WHAT YOU ARE ASKED TO DO
Copy out each line below exactly as it appears.

DATA ROWS
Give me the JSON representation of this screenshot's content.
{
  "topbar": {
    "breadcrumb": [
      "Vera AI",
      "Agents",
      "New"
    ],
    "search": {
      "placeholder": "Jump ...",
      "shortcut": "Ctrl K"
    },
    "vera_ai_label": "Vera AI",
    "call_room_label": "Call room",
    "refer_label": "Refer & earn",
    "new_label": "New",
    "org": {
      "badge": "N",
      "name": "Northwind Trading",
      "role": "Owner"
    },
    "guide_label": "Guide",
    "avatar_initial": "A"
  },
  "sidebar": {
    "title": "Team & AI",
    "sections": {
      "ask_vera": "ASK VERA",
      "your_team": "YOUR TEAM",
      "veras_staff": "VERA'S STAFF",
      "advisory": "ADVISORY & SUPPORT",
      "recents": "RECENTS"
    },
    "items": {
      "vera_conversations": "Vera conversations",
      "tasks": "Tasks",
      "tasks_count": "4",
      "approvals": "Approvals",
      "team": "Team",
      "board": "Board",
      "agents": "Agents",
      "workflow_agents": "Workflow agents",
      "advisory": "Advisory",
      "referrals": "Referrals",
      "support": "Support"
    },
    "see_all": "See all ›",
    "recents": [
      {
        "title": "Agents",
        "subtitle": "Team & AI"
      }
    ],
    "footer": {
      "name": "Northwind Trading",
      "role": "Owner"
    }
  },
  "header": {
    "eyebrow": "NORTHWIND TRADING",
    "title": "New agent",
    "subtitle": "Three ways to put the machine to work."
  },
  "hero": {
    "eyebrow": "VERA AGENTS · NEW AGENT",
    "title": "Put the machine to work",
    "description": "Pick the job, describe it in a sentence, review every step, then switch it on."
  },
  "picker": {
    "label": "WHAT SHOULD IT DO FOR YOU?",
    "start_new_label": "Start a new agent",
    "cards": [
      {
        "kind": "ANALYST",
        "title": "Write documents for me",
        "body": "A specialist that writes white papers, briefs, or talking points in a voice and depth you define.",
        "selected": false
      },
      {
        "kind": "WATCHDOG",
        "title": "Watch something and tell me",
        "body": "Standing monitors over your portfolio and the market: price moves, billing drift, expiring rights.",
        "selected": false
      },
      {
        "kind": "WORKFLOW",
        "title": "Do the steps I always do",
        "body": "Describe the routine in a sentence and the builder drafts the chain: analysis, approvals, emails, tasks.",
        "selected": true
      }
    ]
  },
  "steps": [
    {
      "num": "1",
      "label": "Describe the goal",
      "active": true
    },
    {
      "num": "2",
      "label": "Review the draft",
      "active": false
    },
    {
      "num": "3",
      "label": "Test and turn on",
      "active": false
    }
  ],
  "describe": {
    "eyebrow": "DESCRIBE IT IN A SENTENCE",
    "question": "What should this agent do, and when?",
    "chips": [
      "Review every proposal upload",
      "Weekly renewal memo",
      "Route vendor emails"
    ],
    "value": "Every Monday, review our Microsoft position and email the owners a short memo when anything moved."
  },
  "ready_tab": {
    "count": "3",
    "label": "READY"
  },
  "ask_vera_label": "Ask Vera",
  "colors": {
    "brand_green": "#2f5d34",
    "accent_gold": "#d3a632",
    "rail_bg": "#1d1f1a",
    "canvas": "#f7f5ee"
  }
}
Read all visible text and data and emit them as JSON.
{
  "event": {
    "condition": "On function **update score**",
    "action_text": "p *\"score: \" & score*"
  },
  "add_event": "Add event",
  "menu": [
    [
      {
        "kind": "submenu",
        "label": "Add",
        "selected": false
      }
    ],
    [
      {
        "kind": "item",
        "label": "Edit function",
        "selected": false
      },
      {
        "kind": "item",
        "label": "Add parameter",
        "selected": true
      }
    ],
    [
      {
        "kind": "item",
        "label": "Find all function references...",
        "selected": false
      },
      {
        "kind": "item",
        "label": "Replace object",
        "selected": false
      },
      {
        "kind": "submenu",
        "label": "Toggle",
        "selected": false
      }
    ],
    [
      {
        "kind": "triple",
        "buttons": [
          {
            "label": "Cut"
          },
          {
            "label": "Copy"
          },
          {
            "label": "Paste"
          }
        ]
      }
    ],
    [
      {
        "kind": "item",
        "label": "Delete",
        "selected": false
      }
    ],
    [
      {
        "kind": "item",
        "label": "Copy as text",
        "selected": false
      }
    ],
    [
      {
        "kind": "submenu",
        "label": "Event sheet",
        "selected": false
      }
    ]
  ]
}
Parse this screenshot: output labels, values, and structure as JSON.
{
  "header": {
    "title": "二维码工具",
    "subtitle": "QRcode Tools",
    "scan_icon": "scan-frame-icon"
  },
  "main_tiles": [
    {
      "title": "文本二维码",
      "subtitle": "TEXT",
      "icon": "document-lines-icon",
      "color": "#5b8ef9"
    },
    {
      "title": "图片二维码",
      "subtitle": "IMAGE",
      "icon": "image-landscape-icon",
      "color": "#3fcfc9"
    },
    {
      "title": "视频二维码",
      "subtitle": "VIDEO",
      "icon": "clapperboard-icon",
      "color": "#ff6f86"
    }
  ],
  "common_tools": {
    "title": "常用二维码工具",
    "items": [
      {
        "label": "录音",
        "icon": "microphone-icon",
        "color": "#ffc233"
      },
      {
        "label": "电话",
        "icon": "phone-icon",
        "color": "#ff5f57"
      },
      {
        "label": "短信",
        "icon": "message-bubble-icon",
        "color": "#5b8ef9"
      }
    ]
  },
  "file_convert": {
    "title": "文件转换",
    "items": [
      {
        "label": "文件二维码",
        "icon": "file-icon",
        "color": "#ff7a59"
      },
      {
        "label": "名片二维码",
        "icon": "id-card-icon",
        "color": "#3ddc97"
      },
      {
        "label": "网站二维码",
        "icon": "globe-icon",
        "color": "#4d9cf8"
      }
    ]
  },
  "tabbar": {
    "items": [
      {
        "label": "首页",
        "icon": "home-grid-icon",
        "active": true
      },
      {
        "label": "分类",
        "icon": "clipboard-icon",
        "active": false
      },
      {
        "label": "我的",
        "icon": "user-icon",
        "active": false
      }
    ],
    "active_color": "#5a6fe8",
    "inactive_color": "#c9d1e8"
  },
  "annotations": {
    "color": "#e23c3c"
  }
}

SOLUTION
Give me the JSON representation of this screenshot's content.
{
  "topbar": {
    "breadcrumb": [
      "Vera AI",
      "Agents",
      "New"
    ],
    "search": {
      "placeholder": "Jump ...",
      "shortcut": "Ctrl K"
    },
    "vera_ai_label": "Vera AI",
    "call_room_label": "Call room",
    "refer_label": "Refer & earn",
    "new_label": "New",
    "org": {
      "badge": "N",
      "name": "Northwind Trading",
      "role": "Owner"
    },
    "guide_label": "Guide",
    "avatar_initial": "A"
  },
  "sidebar": {
    "title": "Team & AI",
    "sections": {
      "ask_vera": "ASK VERA",
      "your_team": "YOUR TEAM",
      "veras_staff": "VERA'S STAFF",
      "advisory": "ADVISORY & SUPPORT",
      "recents": "RECENTS"
    },
    "items": {
      "vera_conversations": "Vera conversations",
      "tasks": "Tasks",
      "tasks_count": "4",
      "approvals": "Approvals",
      "team": "Team",
      "board": "Board",
      "agents": "Agents",
      "workflow_agents": "Workflow agents",
      "advisory": "Advisory",
      "referrals": "Referrals",
      "support": "Support"
    },
    "see_all": "See all ›",
    "recents": [
      {
        "title": "Agents",
        "subtitle": "Team & AI"
      }
    ],
    "footer": {
      "name": "Northwind Trading",
      "role": "Owner"
    }
  },
  "header": {
    "eyebrow": "NORTHWIND TRADING",
    "title": "New agent",
    "subtitle": "Three ways to put the machine to work."
  },
  "hero": {
    "eyebrow": "VERA AGENTS · NEW AGENT",
    "title": "Put the machine to work",
    "description": "Pick the job, describe it in a sentence, review every step, then switch it on."
  },
  "picker": {
    "label": "WHAT SHOULD IT DO FOR YOU?",
    "start_new_label": "Start a new agent",
    "cards": [
      {
        "kind": "ANALYST",
        "title": "Write documents for me",
        "body": "A specialist that writes white papers, briefs, or talking points in a voice and depth you define.",
        "selected": false
      },
      {
        "kind": "WATCHDOG",
        "title": "Watch something and tell me",
        "body": "Standing monitors over your portfolio and the market: price moves, billing drift, expiring rights.",
        "selected": false
      },
      {
        "kind": "WORKFLOW",
        "title": "Do the steps I always do",
        "body": "Describe the routine in a sentence and the builder drafts the chain: analysis, approvals, emails, tasks.",
        "selected": true
      }
    ]
  },
  "steps": [
    {
      "num": "1",
      "label": "Describe the goal",
      "active": true
    },
    {
      "num": "2",
      "label": "Review the draft",
      "active": false
    },
    {
      "num": "3",
      "label": "Test and turn on",
      "active": false
    }
  ],
  "describe": {
    "eyebrow": "DESCRIBE IT IN A SENTENCE",
    "question": "What should this agent do, and when?",
    "chips": [
      "Review every proposal upload",
      "Weekly renewal memo",
      "Route vendor emails"
    ],
    "value": "Every Monday, review our Microsoft position and email the owners a short memo when anything moved."
  },
  "ready_tab": {
    "count": "3",
    "label": "READY"
  },
  "ask_vera_label": "Ask Vera",
  "colors": {
    "brand_green": "#2f5d34",
    "accent_gold": "#d3a632",
    "rail_bg": "#1d1f1a",
    "canvas": "#f7f5ee"
  }
}
Read all visible text and data and emit them as JSON.
{
  "event": {
    "condition": "On function **update score**",
    "action_text": "p *\"score: \" & score*"
  },
  "add_event": "Add event",
  "menu": [
    [
      {
        "kind": "submenu",
        "label": "Add",
        "selected": false
      }
    ],
    [
      {
        "kind": "item",
        "label": "Edit function",
        "selected": false
      },
      {
        "kind": "item",
        "label": "Add parameter",
        "selected": true
      }
    ],
    [
      {
        "kind": "item",
        "label": "Find all function references...",
        "selected": false
      },
      {
        "kind": "item",
        "label": "Replace object",
        "selected": false
      },
      {
        "kind": "submenu",
        "label": "Toggle",
        "selected": false
      }
    ],
    [
      {
        "kind": "triple",
        "buttons": [
          {
            "label": "Cut"
          },
          {
            "label": "Copy"
          },
          {
            "label": "Paste"
          }
        ]
      }
    ],
    [
      {
        "kind": "item",
        "label": "Delete",
        "selected": false
      }
    ],
    [
      {
        "kind": "item",
        "label": "Copy as text",
        "selected": false
      }
    ],
    [
      {
        "kind": "submenu",
        "label": "Event sheet",
        "selected": false
      }
    ]
  ]
}
Parse this screenshot: output labels, values, and structure as JSON.
{
  "header": {
    "title": "二维码工具",
    "subtitle": "QRcode Tools",
    "scan_icon": "scan-frame-icon"
  },
  "main_tiles": [
    {
      "title": "文本二维码",
      "subtitle": "TEXT",
      "icon": "document-lines-icon",
      "color": "#5b8ef9"
    },
    {
      "title": "图片二维码",
      "subtitle": "IMAGE",
      "icon": "image-landscape-icon",
      "color": "#3fcfc9"
    },
    {
      "title": "视频二维码",
      "subtitle": "VIDEO",
      "icon": "clapperboard-icon",
      "color": "#ff6f86"
    }
  ],
  "common_tools": {
    "title": "常用二维码工具",
    "items": [
      {
        "label": "录音",
        "icon": "microphone-icon",
        "color": "#ffc233"
      },
      {
        "label": "电话",
        "icon": "phone-icon",
        "color": "#ff5f57"
      },
      {
        "label": "短信",
        "icon": "message-bubble-icon",
        "color": "#5b8ef9"
      }
    ]
  },
  "file_convert": {
    "title": "文件转换",
    "items": [
      {
        "label": "文件二维码",
        "icon": "file-icon",
        "color": "#ff7a59"
      },
      {
        "label": "名片二维码",
        "icon": "id-card-icon",
        "color": "#3ddc97"
      },
      {
        "label": "网站二维码",
        "icon": "globe-icon",
        "color": "#4d9cf8"
      }
    ]
  },
  "tabbar": {
    "items": [
      {
        "label": "首页",
        "icon": "home-grid-icon",
        "active": true
      },
      {
        "label": "分类",
        "icon": "clipboard-icon",
        "active": false
      },
      {
        "label": "我的",
        "icon": "user-icon",
        "active": false
      }
    ],
    "active_color": "#5a6fe8",
    "inactive_color": "#c9d1e8"
  },
  "annotations": {
    "color": "#e23c3c"
  }
}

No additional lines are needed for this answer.